MATERIAL TO PROCESS —
====
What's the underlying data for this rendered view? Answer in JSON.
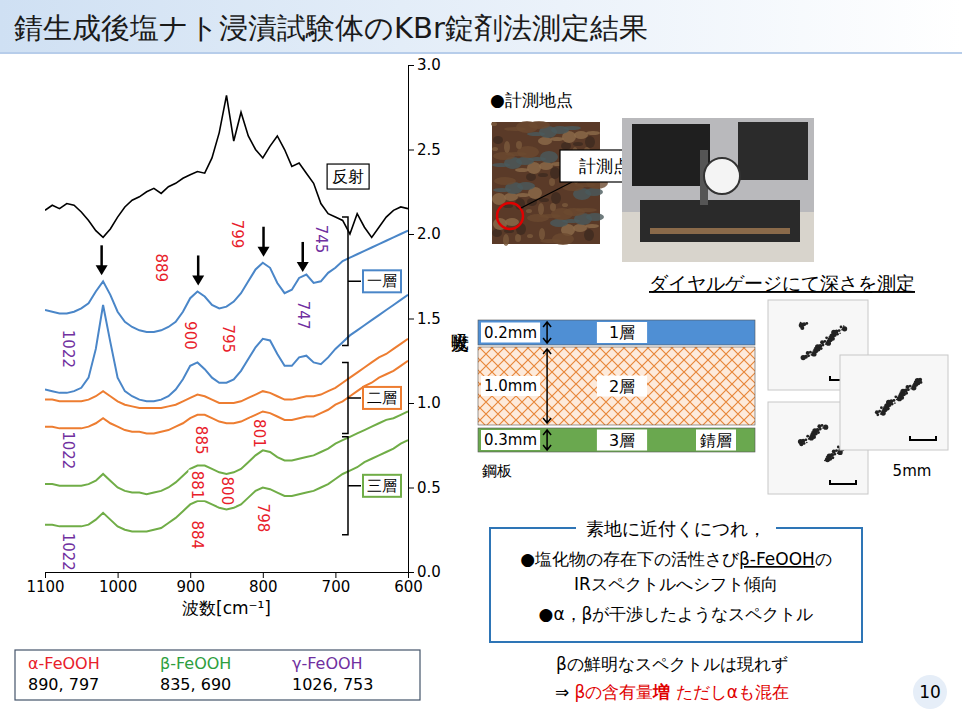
{
  "slide": {
    "title": "錆生成後塩ナト浸漬試験体のKBr錠剤法測定結果",
    "page_number": "10"
  },
  "chart_data": {
    "type": "line",
    "x_label": "波数[cm⁻¹]",
    "y_label": "吸光度",
    "x": [
      1100,
      1090,
      1080,
      1070,
      1060,
      1050,
      1040,
      1030,
      1020,
      1010,
      1000,
      990,
      980,
      970,
      960,
      950,
      940,
      930,
      920,
      910,
      900,
      890,
      880,
      870,
      860,
      850,
      840,
      830,
      820,
      810,
      800,
      790,
      780,
      770,
      760,
      750,
      740,
      730,
      720,
      710,
      700,
      690,
      680,
      670,
      660,
      650,
      640,
      630,
      620,
      610,
      600
    ],
    "xlim": [
      1100,
      600
    ],
    "xticks": [
      1100,
      1000,
      900,
      800,
      700,
      600
    ],
    "ylim": [
      0,
      3
    ],
    "yticks": [
      {
        "value": 0,
        "label": "0.0"
      },
      0.5,
      {
        "value": 1,
        "label": "1.0"
      },
      1.5,
      {
        "value": 2,
        "label": "2.0"
      },
      2.5,
      {
        "value": 3,
        "label": "3.0"
      }
    ],
    "grid": false,
    "series": [
      {
        "name": "反射",
        "color": "#000000",
        "values": [
          2.14,
          2.17,
          2.15,
          2.18,
          2.17,
          2.13,
          2.08,
          2.02,
          1.98,
          2.03,
          2.1,
          2.16,
          2.2,
          2.22,
          2.25,
          2.27,
          2.24,
          2.28,
          2.3,
          2.33,
          2.35,
          2.37,
          2.36,
          2.45,
          2.6,
          2.82,
          2.55,
          2.72,
          2.58,
          2.5,
          2.45,
          2.52,
          2.58,
          2.5,
          2.4,
          2.42,
          2.36,
          2.3,
          2.18,
          2.12,
          2.1,
          2.08,
          2.0,
          2.12,
          2.04,
          1.98,
          2.04,
          2.1,
          2.14,
          2.16,
          2.15
        ]
      },
      {
        "color": "#4a86c8",
        "values": [
          1.55,
          1.54,
          1.53,
          1.53,
          1.54,
          1.56,
          1.59,
          1.66,
          1.72,
          1.64,
          1.54,
          1.48,
          1.45,
          1.43,
          1.42,
          1.42,
          1.43,
          1.45,
          1.48,
          1.54,
          1.62,
          1.66,
          1.63,
          1.58,
          1.56,
          1.57,
          1.6,
          1.65,
          1.72,
          1.79,
          1.83,
          1.8,
          1.71,
          1.65,
          1.67,
          1.74,
          1.76,
          1.71,
          1.72,
          1.77,
          1.8,
          1.84,
          1.86,
          1.88,
          1.9,
          1.92,
          1.94,
          1.96,
          1.98,
          2.0,
          2.02
        ]
      },
      {
        "color": "#4a86c8",
        "values": [
          1.08,
          1.07,
          1.06,
          1.06,
          1.07,
          1.09,
          1.15,
          1.32,
          1.58,
          1.36,
          1.15,
          1.07,
          1.04,
          1.02,
          1.01,
          1.01,
          1.02,
          1.04,
          1.08,
          1.14,
          1.22,
          1.24,
          1.2,
          1.15,
          1.12,
          1.12,
          1.14,
          1.19,
          1.26,
          1.33,
          1.38,
          1.37,
          1.29,
          1.22,
          1.22,
          1.27,
          1.28,
          1.24,
          1.23,
          1.27,
          1.32,
          1.36,
          1.4,
          1.43,
          1.46,
          1.49,
          1.52,
          1.55,
          1.58,
          1.61,
          1.64
        ]
      },
      {
        "color": "#ed7d31",
        "values": [
          1.02,
          1.02,
          1.01,
          1.01,
          1.01,
          1.01,
          1.02,
          1.04,
          1.07,
          1.04,
          1.01,
          0.99,
          0.98,
          0.97,
          0.97,
          0.97,
          0.97,
          0.98,
          0.99,
          1.01,
          1.03,
          1.05,
          1.04,
          1.02,
          1.0,
          1.0,
          1.0,
          1.01,
          1.03,
          1.05,
          1.07,
          1.06,
          1.04,
          1.02,
          1.02,
          1.03,
          1.04,
          1.04,
          1.05,
          1.07,
          1.09,
          1.12,
          1.15,
          1.18,
          1.21,
          1.24,
          1.27,
          1.29,
          1.32,
          1.35,
          1.38
        ]
      },
      {
        "color": "#ed7d31",
        "values": [
          0.86,
          0.86,
          0.85,
          0.85,
          0.85,
          0.85,
          0.86,
          0.88,
          0.91,
          0.88,
          0.86,
          0.84,
          0.83,
          0.83,
          0.82,
          0.82,
          0.83,
          0.84,
          0.86,
          0.88,
          0.91,
          0.93,
          0.93,
          0.91,
          0.89,
          0.88,
          0.88,
          0.89,
          0.91,
          0.93,
          0.95,
          0.94,
          0.92,
          0.9,
          0.9,
          0.91,
          0.92,
          0.92,
          0.94,
          0.96,
          0.99,
          1.01,
          1.04,
          1.07,
          1.1,
          1.12,
          1.15,
          1.17,
          1.19,
          1.22,
          1.25
        ]
      },
      {
        "color": "#70ad47",
        "values": [
          0.52,
          0.52,
          0.51,
          0.51,
          0.51,
          0.51,
          0.52,
          0.54,
          0.58,
          0.54,
          0.5,
          0.48,
          0.47,
          0.47,
          0.46,
          0.47,
          0.48,
          0.5,
          0.53,
          0.57,
          0.61,
          0.63,
          0.63,
          0.61,
          0.59,
          0.58,
          0.59,
          0.61,
          0.65,
          0.69,
          0.72,
          0.71,
          0.68,
          0.66,
          0.66,
          0.67,
          0.68,
          0.69,
          0.71,
          0.73,
          0.76,
          0.78,
          0.8,
          0.82,
          0.84,
          0.86,
          0.88,
          0.9,
          0.91,
          0.93,
          0.95
        ]
      },
      {
        "color": "#70ad47",
        "values": [
          0.28,
          0.28,
          0.27,
          0.27,
          0.27,
          0.27,
          0.28,
          0.31,
          0.35,
          0.31,
          0.27,
          0.25,
          0.24,
          0.24,
          0.24,
          0.25,
          0.26,
          0.29,
          0.32,
          0.36,
          0.4,
          0.42,
          0.42,
          0.4,
          0.38,
          0.37,
          0.38,
          0.4,
          0.44,
          0.48,
          0.5,
          0.49,
          0.47,
          0.45,
          0.45,
          0.46,
          0.47,
          0.48,
          0.5,
          0.52,
          0.55,
          0.58,
          0.6,
          0.62,
          0.65,
          0.67,
          0.69,
          0.71,
          0.73,
          0.76,
          0.78
        ]
      }
    ],
    "brackets": [
      {
        "label": "一層",
        "color": "#4a86c8",
        "range": [
          1.34,
          2.1
        ]
      },
      {
        "label": "二層",
        "color": "#ed7d31",
        "range": [
          0.82,
          1.24
        ]
      },
      {
        "label": "三層",
        "color": "#70ad47",
        "range": [
          0.22,
          0.8
        ]
      }
    ],
    "arrows": [
      1022,
      889,
      799,
      745
    ],
    "annotations": [
      {
        "text": "889",
        "x": 940,
        "y": 1.8,
        "color": "#e8202a"
      },
      {
        "text": "799",
        "x": 835,
        "y": 2.0,
        "color": "#e8202a"
      },
      {
        "text": "745",
        "x": 720,
        "y": 1.97,
        "color": "#7030a0"
      },
      {
        "text": "1022",
        "x": 1068,
        "y": 1.32,
        "color": "#7030a0"
      },
      {
        "text": "900",
        "x": 900,
        "y": 1.4,
        "color": "#e8202a"
      },
      {
        "text": "795",
        "x": 848,
        "y": 1.38,
        "color": "#e8202a"
      },
      {
        "text": "747",
        "x": 745,
        "y": 1.52,
        "color": "#7030a0"
      },
      {
        "text": "1022",
        "x": 1068,
        "y": 0.72,
        "color": "#7030a0"
      },
      {
        "text": "885",
        "x": 885,
        "y": 0.78,
        "color": "#e8202a"
      },
      {
        "text": "801",
        "x": 805,
        "y": 0.82,
        "color": "#e8202a"
      },
      {
        "text": "1022",
        "x": 1068,
        "y": 0.12,
        "color": "#7030a0"
      },
      {
        "text": "881",
        "x": 890,
        "y": 0.515,
        "color": "#e8202a"
      },
      {
        "text": "884",
        "x": 890,
        "y": 0.22,
        "color": "#e8202a"
      },
      {
        "text": "800",
        "x": 850,
        "y": 0.48,
        "color": "#e8202a"
      },
      {
        "text": "798",
        "x": 800,
        "y": 0.32,
        "color": "#e8202a"
      }
    ],
    "reference_peaks": [
      {
        "name": "α-FeOOH",
        "color": "#e8202a",
        "peaks": "890, 797"
      },
      {
        "name": "β-FeOOH",
        "color": "#2e9e3e",
        "peaks": "835, 690"
      },
      {
        "name": "γ-FeOOH",
        "color": "#7030a0",
        "peaks": "1026, 753"
      }
    ]
  },
  "measurement": {
    "heading": "●計測地点",
    "point_label": "計測点",
    "caption": "ダイヤルゲージにて深さを測定"
  },
  "layers": {
    "items": [
      {
        "thickness": "0.2mm",
        "label": "1層"
      },
      {
        "thickness": "1.0mm",
        "label": "2層"
      },
      {
        "thickness": "0.3mm",
        "label": "3層",
        "note": "錆層"
      }
    ],
    "substrate": "鋼板"
  },
  "micrographs": {
    "scale_label": "5mm"
  },
  "findings": {
    "heading": "素地に近付くにつれ，",
    "lines": [
      [
        {
          "text": "●塩化物の存在下の活性さび"
        },
        {
          "text": "β-FeOOH",
          "underline": true
        },
        {
          "text": "の"
        }
      ],
      [
        {
          "text": "IRスペクトルへシフト傾向"
        }
      ],
      [
        {
          "text": "●α，βが干渉したようなスペクトル"
        }
      ]
    ]
  },
  "conclusion": {
    "lines": [
      [
        {
          "text": "βの鮮明なスペクトルは現れず"
        }
      ],
      [
        {
          "text": "⇒ "
        },
        {
          "text": "βの含有量",
          "color": "#e00000"
        },
        {
          "text": "増",
          "color": "#e00000",
          "bold": true
        },
        {
          "text": " ただしαも混在",
          "color": "#e00000"
        }
      ]
    ]
  }
}
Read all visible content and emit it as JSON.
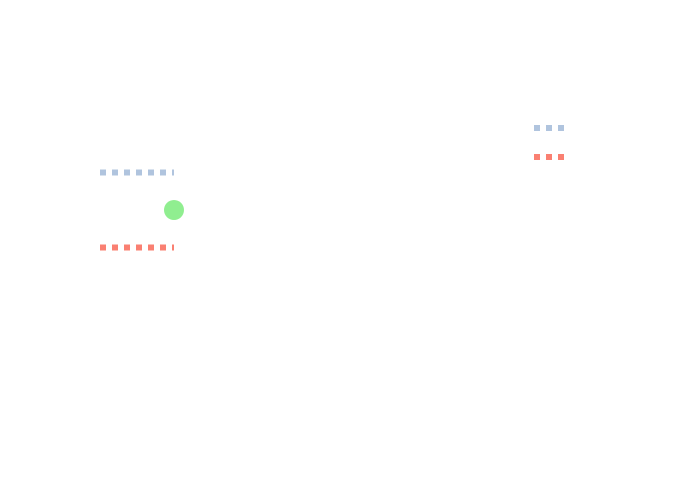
{
  "chart_data": {
    "type": "line",
    "grid": false,
    "xlim": [
      0,
      1
    ],
    "ylim": [
      0,
      1
    ],
    "series": [
      {
        "kind": "line",
        "style": "dotted",
        "color": "#b0c4de",
        "x": [
          0,
          1
        ],
        "y": [
          0.75,
          0.75
        ]
      },
      {
        "kind": "line",
        "style": "dotted",
        "color": "#fa8072",
        "x": [
          0,
          1
        ],
        "y": [
          0.25,
          0.25
        ]
      },
      {
        "kind": "scatter",
        "marker": "circle",
        "color": "#90ee90",
        "x": [
          1
        ],
        "y": [
          0.5
        ]
      }
    ],
    "legend": {
      "position": "top-right",
      "entries": [
        {
          "color": "#b0c4de",
          "style": "dotted"
        },
        {
          "color": "#fa8072",
          "style": "dotted"
        }
      ]
    }
  }
}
====
WHAT YOU ARE ASKED TO DO —
Your output should consist solely of the lines from the line containing "Read all visible content and emit it as JSON." through the last line of the entries, verbatim, minus any pictures.

SOLUTION TO THIS PROBLEM —
Read all visible content and emit it as JSON.
{
  "chart_data": {
    "type": "line",
    "grid": false,
    "xlim": [
      0,
      1
    ],
    "ylim": [
      0,
      1
    ],
    "series": [
      {
        "kind": "line",
        "style": "dotted",
        "color": "#b0c4de",
        "x": [
          0,
          1
        ],
        "y": [
          0.75,
          0.75
        ]
      },
      {
        "kind": "line",
        "style": "dotted",
        "color": "#fa8072",
        "x": [
          0,
          1
        ],
        "y": [
          0.25,
          0.25
        ]
      },
      {
        "kind": "scatter",
        "marker": "circle",
        "color": "#90ee90",
        "x": [
          1
        ],
        "y": [
          0.5
        ]
      }
    ],
    "legend": {
      "position": "top-right",
      "entries": [
        {
          "color": "#b0c4de",
          "style": "dotted"
        },
        {
          "color": "#fa8072",
          "style": "dotted"
        }
      ]
    }
  }
}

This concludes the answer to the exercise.